[Records]
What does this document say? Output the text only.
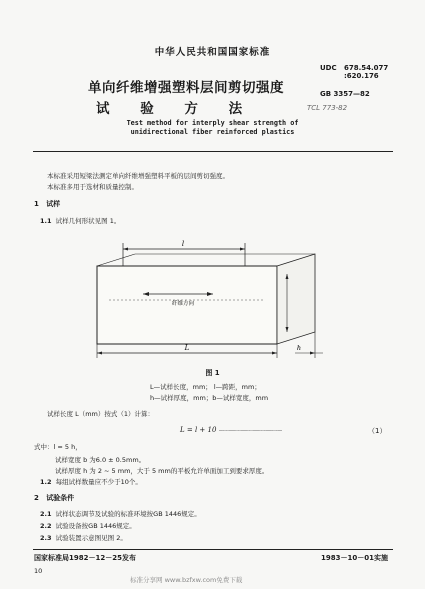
中华人民共和国国家标准
UDC 678.54.077
:620.176
GB 3357—82
TCL 773-82
单向纤维增强塑料层间剪切强度
试 验 方 法
Test method for interply shear strength of
unidirectional fiber reinforced plastics
本标准采用短梁法测定单向纤维增强塑料平板的层间剪切强度。
本标准多用于选材和质量控制。
1 试样
1.1 试样几何形状见图 1。
l
纤维方向
L	h
图 1
L—试样长度，mm； l—跨距，mm；
h—试样厚度，mm；b—试样宽度，mm
试样长度 L（mm）按式（1）计算：
L = l + 10 ··························································	（1）
式中：l = 5 h，
试样宽度 b 为6.0 ± 0.5mm。
试样厚度 h 为 2 ~ 5 mm，大于 5 mm的平板允许单面加工到要求厚度。
1.2 每组试样数量应不少于10个。
2 试验条件
2.1 试样状态调节及试验的标准环境按GB 1446规定。
2.2 试验设备按GB 1446规定。
2.3 试验装置示意图见图 2。
国家标准局1982－12－25发布	1983－10－01实施
10
标准分享网 www.bzfxw.com免费下载
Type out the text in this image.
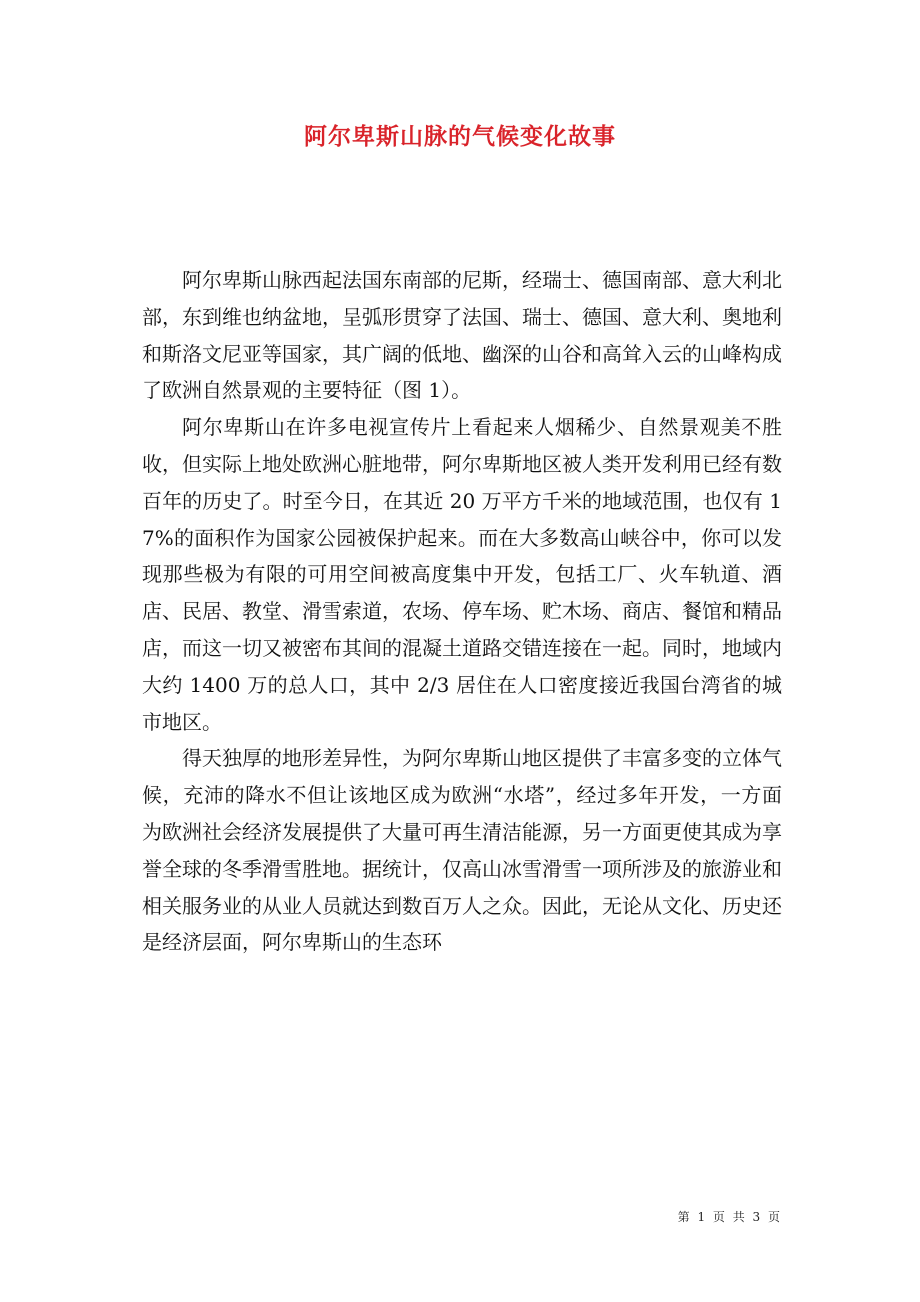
阿尔卑斯山脉的气候变化故事

阿尔卑斯山脉西起法国东南部的尼斯，经瑞士、德国南部、意大利北部，东到维也纳盆地，呈弧形贯穿了法国、瑞士、德国、意大利、奥地利和斯洛文尼亚等国家，其广阔的低地、幽深的山谷和高耸入云的山峰构成了欧洲自然景观的主要特征（图 1）。

阿尔卑斯山在许多电视宣传片上看起来人烟稀少、自然景观美不胜收，但实际上地处欧洲心脏地带，阿尔卑斯地区被人类开发利用已经有数百年的历史了。时至今日，在其近 20 万平方千米的地域范围，也仅有 17%的面积作为国家公园被保护起来。而在大多数高山峡谷中，你可以发现那些极为有限的可用空间被高度集中开发，包括工厂、火车轨道、酒店、民居、教堂、滑雪索道，农场、停车场、贮木场、商店、餐馆和精品店，而这一切又被密布其间的混凝土道路交错连接在一起。同时，地域内大约 1400 万的总人口，其中 2/3 居住在人口密度接近我国台湾省的城市地区。

得天独厚的地形差异性，为阿尔卑斯山地区提供了丰富多变的立体气候，充沛的降水不但让该地区成为欧洲“水塔”，经过多年开发，一方面为欧洲社会经济发展提供了大量可再生清洁能源，另一方面更使其成为享誉全球的冬季滑雪胜地。据统计，仅高山冰雪滑雪一项所涉及的旅游业和相关服务业的从业人员就达到数百万人之众。因此，无论从文化、历史还是经济层面，阿尔卑斯山的生态环

第 1 页 共 3 页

= Task statement =
Everything from the line containing "Type out the text in this image." to the last line of the listing above must be reproduced exactly, with no pictures included.

= Exercise result =
Type out the text in this image.
阿尔卑斯山脉的气候变化故事

阿尔卑斯山脉西起法国东南部的尼斯，经瑞士、德国南部、意大利北部，东到维也纳盆地，呈弧形贯穿了法国、瑞士、德国、意大利、奥地利和斯洛文尼亚等国家，其广阔的低地、幽深的山谷和高耸入云的山峰构成了欧洲自然景观的主要特征（图 1）。

阿尔卑斯山在许多电视宣传片上看起来人烟稀少、自然景观美不胜收，但实际上地处欧洲心脏地带，阿尔卑斯地区被人类开发利用已经有数百年的历史了。时至今日，在其近 20 万平方千米的地域范围，也仅有 17%的面积作为国家公园被保护起来。而在大多数高山峡谷中，你可以发现那些极为有限的可用空间被高度集中开发，包括工厂、火车轨道、酒店、民居、教堂、滑雪索道，农场、停车场、贮木场、商店、餐馆和精品店，而这一切又被密布其间的混凝土道路交错连接在一起。同时，地域内大约 1400 万的总人口，其中 2/3 居住在人口密度接近我国台湾省的城市地区。

得天独厚的地形差异性，为阿尔卑斯山地区提供了丰富多变的立体气候，充沛的降水不但让该地区成为欧洲“水塔”，经过多年开发，一方面为欧洲社会经济发展提供了大量可再生清洁能源，另一方面更使其成为享誉全球的冬季滑雪胜地。据统计，仅高山冰雪滑雪一项所涉及的旅游业和相关服务业的从业人员就达到数百万人之众。因此，无论从文化、历史还是经济层面，阿尔卑斯山的生态环

第 1 页 共 3 页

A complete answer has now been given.